All of the records below should be output exactly.

(Excerpt from a dataset)
******************************

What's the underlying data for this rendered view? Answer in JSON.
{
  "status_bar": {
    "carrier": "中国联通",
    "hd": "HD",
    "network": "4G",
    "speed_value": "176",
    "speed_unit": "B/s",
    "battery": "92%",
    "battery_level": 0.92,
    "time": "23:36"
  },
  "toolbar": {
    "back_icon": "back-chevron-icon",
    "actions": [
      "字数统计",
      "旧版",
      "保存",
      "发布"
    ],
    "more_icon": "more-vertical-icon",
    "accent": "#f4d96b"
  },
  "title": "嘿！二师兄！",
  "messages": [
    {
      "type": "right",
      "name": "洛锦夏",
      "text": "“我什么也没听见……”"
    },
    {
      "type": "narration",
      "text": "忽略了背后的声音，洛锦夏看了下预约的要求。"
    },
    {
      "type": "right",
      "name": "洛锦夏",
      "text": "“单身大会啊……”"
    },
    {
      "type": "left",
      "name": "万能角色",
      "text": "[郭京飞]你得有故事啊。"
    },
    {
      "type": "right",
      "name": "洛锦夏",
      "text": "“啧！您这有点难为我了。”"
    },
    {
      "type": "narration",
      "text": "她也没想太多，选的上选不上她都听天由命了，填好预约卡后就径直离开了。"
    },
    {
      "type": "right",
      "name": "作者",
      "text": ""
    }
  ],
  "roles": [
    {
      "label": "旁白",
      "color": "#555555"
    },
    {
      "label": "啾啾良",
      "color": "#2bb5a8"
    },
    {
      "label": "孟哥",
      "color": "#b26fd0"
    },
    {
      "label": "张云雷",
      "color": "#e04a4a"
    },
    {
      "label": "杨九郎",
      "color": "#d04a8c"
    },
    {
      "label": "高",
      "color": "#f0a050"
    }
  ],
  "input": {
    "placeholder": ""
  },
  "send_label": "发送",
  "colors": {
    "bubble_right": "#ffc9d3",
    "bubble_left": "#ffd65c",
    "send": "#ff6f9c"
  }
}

******************************

Output for this task:
What's the underlying data for this rendered view? Answer in JSON.
{
  "status_bar": {
    "carrier": "中国联通",
    "hd": "HD",
    "network": "4G",
    "speed_value": "176",
    "speed_unit": "B/s",
    "battery": "92%",
    "battery_level": 0.92,
    "time": "23:36"
  },
  "toolbar": {
    "back_icon": "back-chevron-icon",
    "actions": [
      "字数统计",
      "旧版",
      "保存",
      "发布"
    ],
    "more_icon": "more-vertical-icon",
    "accent": "#f4d96b"
  },
  "title": "嘿！二师兄！",
  "messages": [
    {
      "type": "right",
      "name": "洛锦夏",
      "text": "“我什么也没听见……”"
    },
    {
      "type": "narration",
      "text": "忽略了背后的声音，洛锦夏看了下预约的要求。"
    },
    {
      "type": "right",
      "name": "洛锦夏",
      "text": "“单身大会啊……”"
    },
    {
      "type": "left",
      "name": "万能角色",
      "text": "[郭京飞]你得有故事啊。"
    },
    {
      "type": "right",
      "name": "洛锦夏",
      "text": "“啧！您这有点难为我了。”"
    },
    {
      "type": "narration",
      "text": "她也没想太多，选的上选不上她都听天由命了，填好预约卡后就径直离开了。"
    },
    {
      "type": "right",
      "name": "作者",
      "text": ""
    }
  ],
  "roles": [
    {
      "label": "旁白",
      "color": "#555555"
    },
    {
      "label": "啾啾良",
      "color": "#2bb5a8"
    },
    {
      "label": "孟哥",
      "color": "#b26fd0"
    },
    {
      "label": "张云雷",
      "color": "#e04a4a"
    },
    {
      "label": "杨九郎",
      "color": "#d04a8c"
    },
    {
      "label": "高",
      "color": "#f0a050"
    }
  ],
  "input": {
    "placeholder": ""
  },
  "send_label": "发送",
  "colors": {
    "bubble_right": "#ffc9d3",
    "bubble_left": "#ffd65c",
    "send": "#ff6f9c"
  }
}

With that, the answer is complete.